## Description of the task
Output the entries word for word. Omit images.

## Given entries
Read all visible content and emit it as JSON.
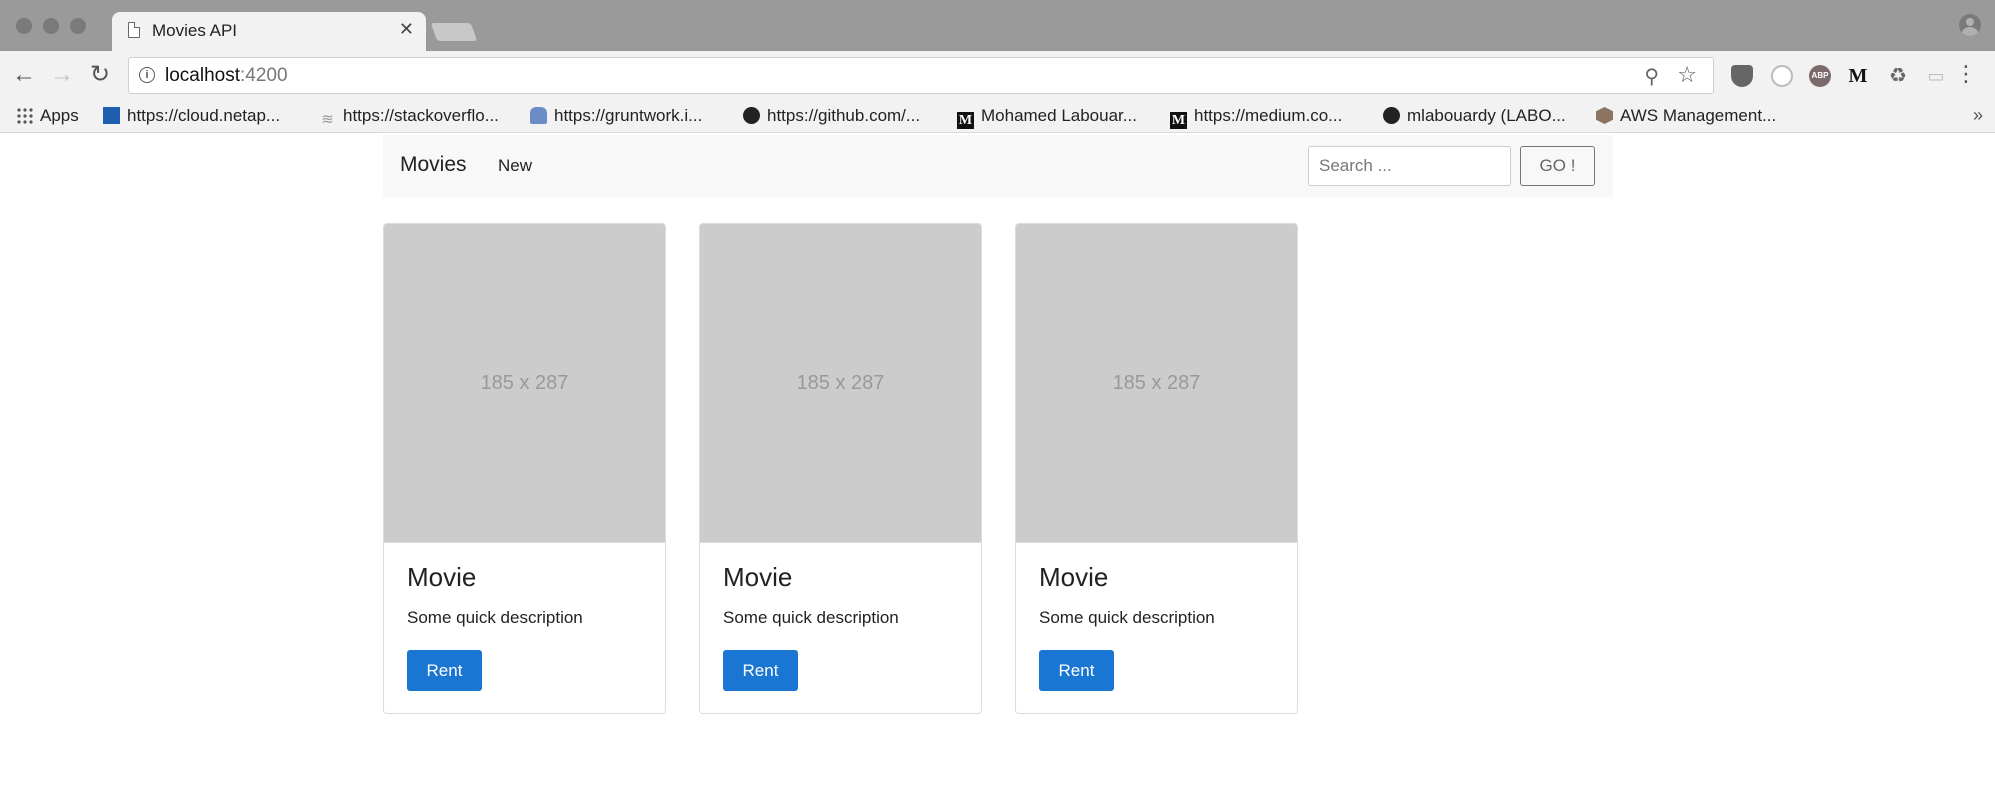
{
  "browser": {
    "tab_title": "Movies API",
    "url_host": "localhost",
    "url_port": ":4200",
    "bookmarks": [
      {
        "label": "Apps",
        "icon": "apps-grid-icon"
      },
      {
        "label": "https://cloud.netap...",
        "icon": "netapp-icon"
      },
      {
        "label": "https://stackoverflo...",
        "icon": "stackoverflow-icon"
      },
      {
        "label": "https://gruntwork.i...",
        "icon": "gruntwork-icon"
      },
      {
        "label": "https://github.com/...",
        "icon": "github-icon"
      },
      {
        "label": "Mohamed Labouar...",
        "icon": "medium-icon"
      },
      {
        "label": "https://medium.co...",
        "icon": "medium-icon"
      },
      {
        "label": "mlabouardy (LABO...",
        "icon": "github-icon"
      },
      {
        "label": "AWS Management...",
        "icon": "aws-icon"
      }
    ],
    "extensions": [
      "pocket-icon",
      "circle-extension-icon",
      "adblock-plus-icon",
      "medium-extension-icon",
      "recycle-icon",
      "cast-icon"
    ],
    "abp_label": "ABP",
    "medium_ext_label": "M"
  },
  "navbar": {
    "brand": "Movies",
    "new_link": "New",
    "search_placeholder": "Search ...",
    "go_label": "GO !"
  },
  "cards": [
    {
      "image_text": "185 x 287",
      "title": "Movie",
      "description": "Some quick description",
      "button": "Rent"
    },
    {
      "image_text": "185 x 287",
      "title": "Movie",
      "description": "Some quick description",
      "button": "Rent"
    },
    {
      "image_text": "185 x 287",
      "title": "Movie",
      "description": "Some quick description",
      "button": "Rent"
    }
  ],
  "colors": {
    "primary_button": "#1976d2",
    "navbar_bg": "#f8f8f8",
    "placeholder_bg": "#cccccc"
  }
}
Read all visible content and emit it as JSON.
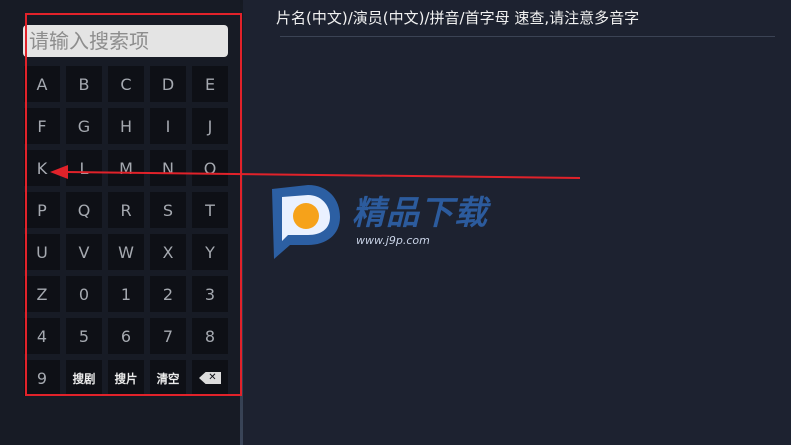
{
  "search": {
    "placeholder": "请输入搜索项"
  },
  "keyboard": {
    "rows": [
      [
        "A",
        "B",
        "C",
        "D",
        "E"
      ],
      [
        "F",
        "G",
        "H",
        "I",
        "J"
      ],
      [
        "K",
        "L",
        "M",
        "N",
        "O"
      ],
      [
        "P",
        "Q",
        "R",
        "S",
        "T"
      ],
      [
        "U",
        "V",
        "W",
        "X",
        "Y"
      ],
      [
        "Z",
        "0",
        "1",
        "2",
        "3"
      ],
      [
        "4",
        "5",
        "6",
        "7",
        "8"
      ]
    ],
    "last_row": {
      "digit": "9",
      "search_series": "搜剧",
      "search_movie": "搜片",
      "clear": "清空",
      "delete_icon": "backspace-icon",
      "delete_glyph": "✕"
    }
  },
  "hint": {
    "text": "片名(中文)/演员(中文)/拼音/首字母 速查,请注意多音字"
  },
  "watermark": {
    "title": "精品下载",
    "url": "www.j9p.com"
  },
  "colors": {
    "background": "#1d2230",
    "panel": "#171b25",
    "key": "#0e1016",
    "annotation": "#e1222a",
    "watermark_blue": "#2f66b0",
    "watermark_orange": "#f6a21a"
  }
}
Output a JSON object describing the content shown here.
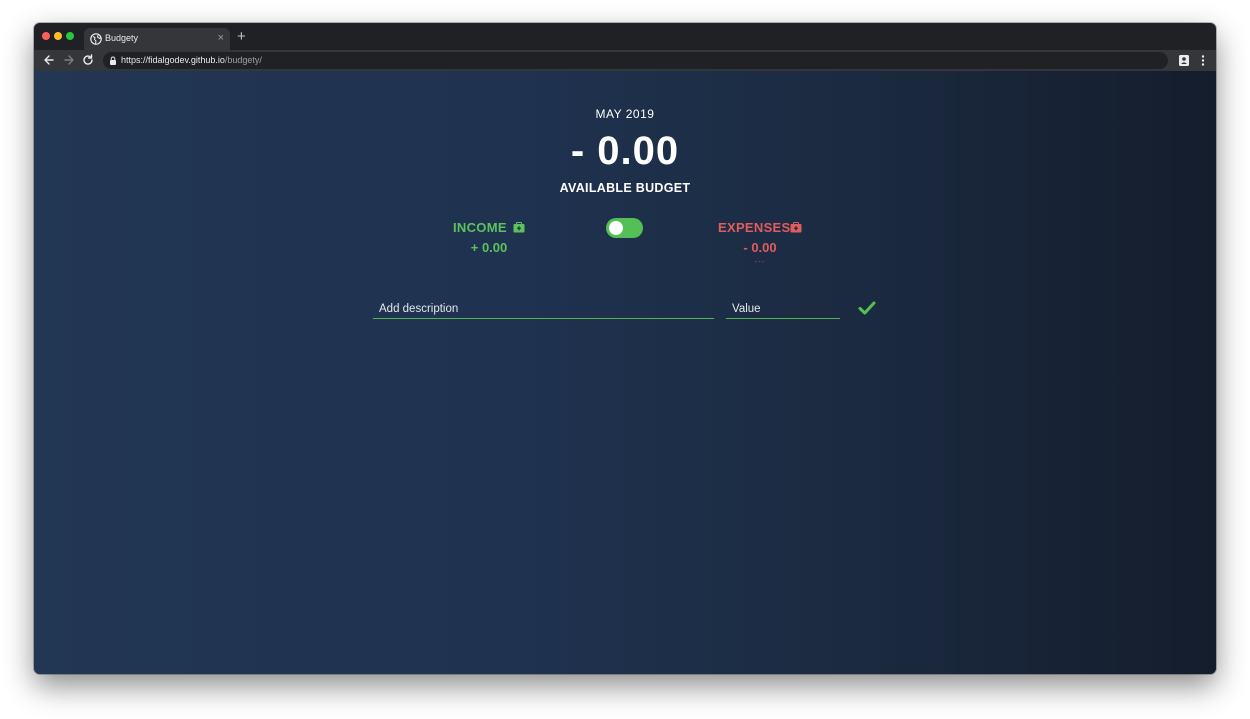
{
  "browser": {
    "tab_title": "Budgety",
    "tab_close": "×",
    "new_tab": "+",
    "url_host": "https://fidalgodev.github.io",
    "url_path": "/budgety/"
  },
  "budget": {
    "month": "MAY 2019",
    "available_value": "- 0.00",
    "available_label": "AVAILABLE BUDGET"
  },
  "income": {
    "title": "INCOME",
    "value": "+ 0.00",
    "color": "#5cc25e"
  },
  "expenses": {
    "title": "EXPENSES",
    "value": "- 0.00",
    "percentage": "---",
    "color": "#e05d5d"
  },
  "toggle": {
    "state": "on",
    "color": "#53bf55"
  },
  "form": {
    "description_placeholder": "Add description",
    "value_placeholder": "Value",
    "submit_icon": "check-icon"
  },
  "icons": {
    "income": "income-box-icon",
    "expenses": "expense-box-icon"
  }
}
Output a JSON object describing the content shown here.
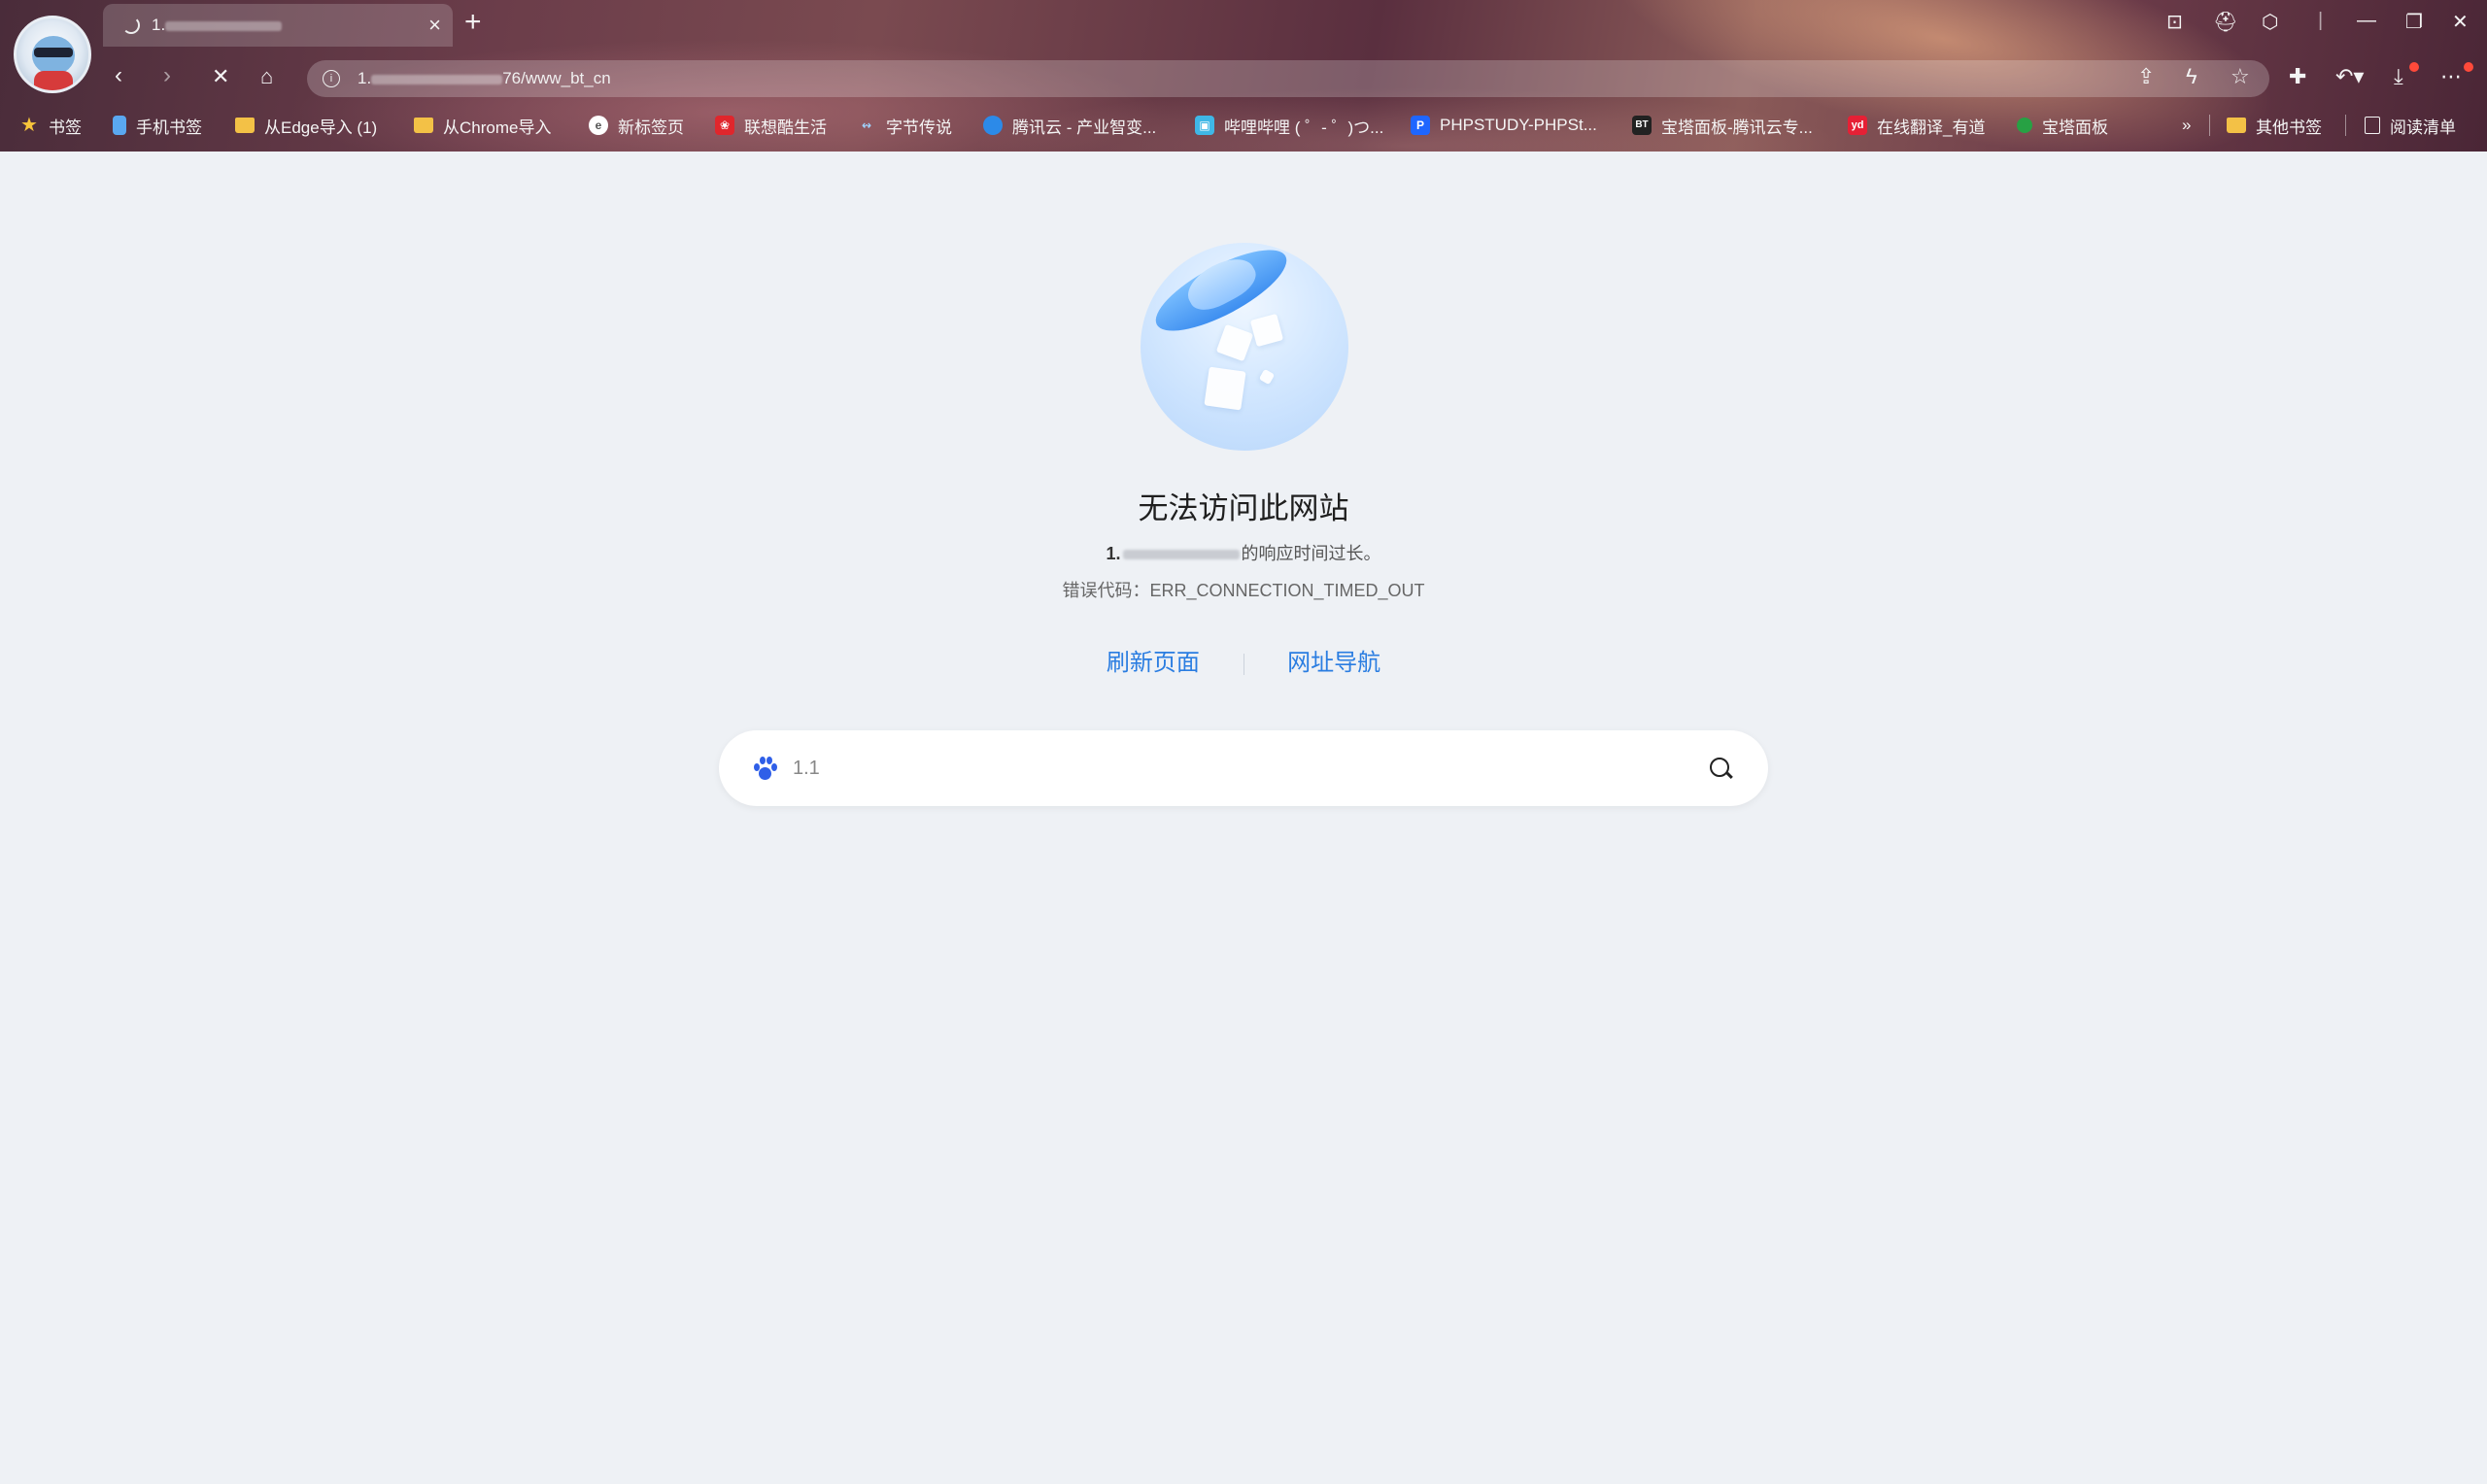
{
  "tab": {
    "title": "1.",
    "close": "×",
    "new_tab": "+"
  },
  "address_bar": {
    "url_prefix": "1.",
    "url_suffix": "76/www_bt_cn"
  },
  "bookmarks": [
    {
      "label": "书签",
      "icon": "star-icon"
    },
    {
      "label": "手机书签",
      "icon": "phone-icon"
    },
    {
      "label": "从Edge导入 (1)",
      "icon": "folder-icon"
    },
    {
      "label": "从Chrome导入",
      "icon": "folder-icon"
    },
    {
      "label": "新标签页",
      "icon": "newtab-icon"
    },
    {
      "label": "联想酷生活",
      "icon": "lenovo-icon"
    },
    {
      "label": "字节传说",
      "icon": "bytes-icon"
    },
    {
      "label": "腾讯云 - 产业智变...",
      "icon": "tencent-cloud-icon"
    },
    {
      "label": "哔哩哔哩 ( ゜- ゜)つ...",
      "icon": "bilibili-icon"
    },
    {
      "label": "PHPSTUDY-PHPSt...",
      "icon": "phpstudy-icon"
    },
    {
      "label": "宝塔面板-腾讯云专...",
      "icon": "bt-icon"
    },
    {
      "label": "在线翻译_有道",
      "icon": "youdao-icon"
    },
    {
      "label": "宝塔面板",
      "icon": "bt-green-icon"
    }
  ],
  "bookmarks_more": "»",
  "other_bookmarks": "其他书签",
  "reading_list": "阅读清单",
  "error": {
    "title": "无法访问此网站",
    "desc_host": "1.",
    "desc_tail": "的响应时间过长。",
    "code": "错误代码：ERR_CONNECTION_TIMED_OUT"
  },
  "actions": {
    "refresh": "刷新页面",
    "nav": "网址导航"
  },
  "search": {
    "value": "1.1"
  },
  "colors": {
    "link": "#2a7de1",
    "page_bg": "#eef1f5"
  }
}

## Complete output
Read all visible content and emit it as JSON.
{
  "browser": {
    "tab_title": "Movies API",
    "url_host": "localhost",
    "url_port": ":4200",
    "bookmarks": [
      {
        "label": "Apps",
        "icon": "apps-grid-icon"
      },
      {
        "label": "https://cloud.netap...",
        "icon": "netapp-icon"
      },
      {
        "label": "https://stackoverflo...",
        "icon": "stackoverflow-icon"
      },
      {
        "label": "https://gruntwork.i...",
        "icon": "gruntwork-icon"
      },
      {
        "label": "https://github.com/...",
        "icon": "github-icon"
      },
      {
        "label": "Mohamed Labouar...",
        "icon": "medium-icon"
      },
      {
        "label": "https://medium.co...",
        "icon": "medium-icon"
      },
      {
        "label": "mlabouardy (LABO...",
        "icon": "github-icon"
      },
      {
        "label": "AWS Management...",
        "icon": "aws-icon"
      }
    ],
    "extensions": [
      "pocket-icon",
      "circle-extension-icon",
      "adblock-plus-icon",
      "medium-extension-icon",
      "recycle-icon",
      "cast-icon"
    ],
    "abp_label": "ABP",
    "medium_ext_label": "M"
  },
  "navbar": {
    "brand": "Movies",
    "new_link": "New",
    "search_placeholder": "Search ...",
    "go_label": "GO !"
  },
  "cards": [
    {
      "image_text": "185 x 287",
      "title": "Movie",
      "description": "Some quick description",
      "button": "Rent"
    },
    {
      "image_text": "185 x 287",
      "title": "Movie",
      "description": "Some quick description",
      "button": "Rent"
    },
    {
      "image_text": "185 x 287",
      "title": "Movie",
      "description": "Some quick description",
      "button": "Rent"
    }
  ],
  "colors": {
    "primary_button": "#1976d2",
    "navbar_bg": "#f8f8f8",
    "placeholder_bg": "#cccccc"
  }
}
Read all visible content and emit it as JSON.
{
  "search": {
    "placeholder": "请输入搜索项"
  },
  "keyboard": {
    "rows": [
      [
        "A",
        "B",
        "C",
        "D",
        "E"
      ],
      [
        "F",
        "G",
        "H",
        "I",
        "J"
      ],
      [
        "K",
        "L",
        "M",
        "N",
        "O"
      ],
      [
        "P",
        "Q",
        "R",
        "S",
        "T"
      ],
      [
        "U",
        "V",
        "W",
        "X",
        "Y"
      ],
      [
        "Z",
        "0",
        "1",
        "2",
        "3"
      ],
      [
        "4",
        "5",
        "6",
        "7",
        "8"
      ]
    ],
    "last_row": {
      "digit": "9",
      "search_series": "搜剧",
      "search_movie": "搜片",
      "clear": "清空",
      "delete_icon": "backspace-icon",
      "delete_glyph": "✕"
    }
  },
  "hint": {
    "text": "片名(中文)/演员(中文)/拼音/首字母 速查,请注意多音字"
  },
  "watermark": {
    "title": "精品下载",
    "url": "www.j9p.com"
  },
  "colors": {
    "background": "#1d2230",
    "panel": "#171b25",
    "key": "#0e1016",
    "annotation": "#e1222a",
    "watermark_blue": "#2f66b0",
    "watermark_orange": "#f6a21a"
  }
}
Output a JSON object describing the content shown here.
{
  "browser": {
    "tab_title": "Budgety",
    "tab_close": "×",
    "new_tab": "+",
    "url_host": "https://fidalgodev.github.io",
    "url_path": "/budgety/"
  },
  "budget": {
    "month": "MAY 2019",
    "available_value": "- 0.00",
    "available_label": "AVAILABLE BUDGET"
  },
  "income": {
    "title": "INCOME",
    "value": "+ 0.00",
    "color": "#5cc25e"
  },
  "expenses": {
    "title": "EXPENSES",
    "value": "- 0.00",
    "percentage": "---",
    "color": "#e05d5d"
  },
  "toggle": {
    "state": "on",
    "color": "#53bf55"
  },
  "form": {
    "description_placeholder": "Add description",
    "value_placeholder": "Value",
    "submit_icon": "check-icon"
  },
  "icons": {
    "income": "income-box-icon",
    "expenses": "expense-box-icon"
  }
}
Output a JSON object describing the content shown here.
{
  "tab": {
    "title": "1.",
    "close": "×",
    "new_tab": "+"
  },
  "address_bar": {
    "url_prefix": "1.",
    "url_suffix": "76/www_bt_cn"
  },
  "bookmarks": [
    {
      "label": "书签",
      "icon": "star-icon"
    },
    {
      "label": "手机书签",
      "icon": "phone-icon"
    },
    {
      "label": "从Edge导入 (1)",
      "icon": "folder-icon"
    },
    {
      "label": "从Chrome导入",
      "icon": "folder-icon"
    },
    {
      "label": "新标签页",
      "icon": "newtab-icon"
    },
    {
      "label": "联想酷生活",
      "icon": "lenovo-icon"
    },
    {
      "label": "字节传说",
      "icon": "bytes-icon"
    },
    {
      "label": "腾讯云 - 产业智变...",
      "icon": "tencent-cloud-icon"
    },
    {
      "label": "哔哩哔哩 ( ゜- ゜)つ...",
      "icon": "bilibili-icon"
    },
    {
      "label": "PHPSTUDY-PHPSt...",
      "icon": "phpstudy-icon"
    },
    {
      "label": "宝塔面板-腾讯云专...",
      "icon": "bt-icon"
    },
    {
      "label": "在线翻译_有道",
      "icon": "youdao-icon"
    },
    {
      "label": "宝塔面板",
      "icon": "bt-green-icon"
    }
  ],
  "bookmarks_more": "»",
  "other_bookmarks": "其他书签",
  "reading_list": "阅读清单",
  "error": {
    "title": "无法访问此网站",
    "desc_host": "1.",
    "desc_tail": "的响应时间过长。",
    "code": "错误代码：ERR_CONNECTION_TIMED_OUT"
  },
  "actions": {
    "refresh": "刷新页面",
    "nav": "网址导航"
  },
  "search": {
    "value": "1.1"
  },
  "colors": {
    "link": "#2a7de1",
    "page_bg": "#eef1f5"
  }
}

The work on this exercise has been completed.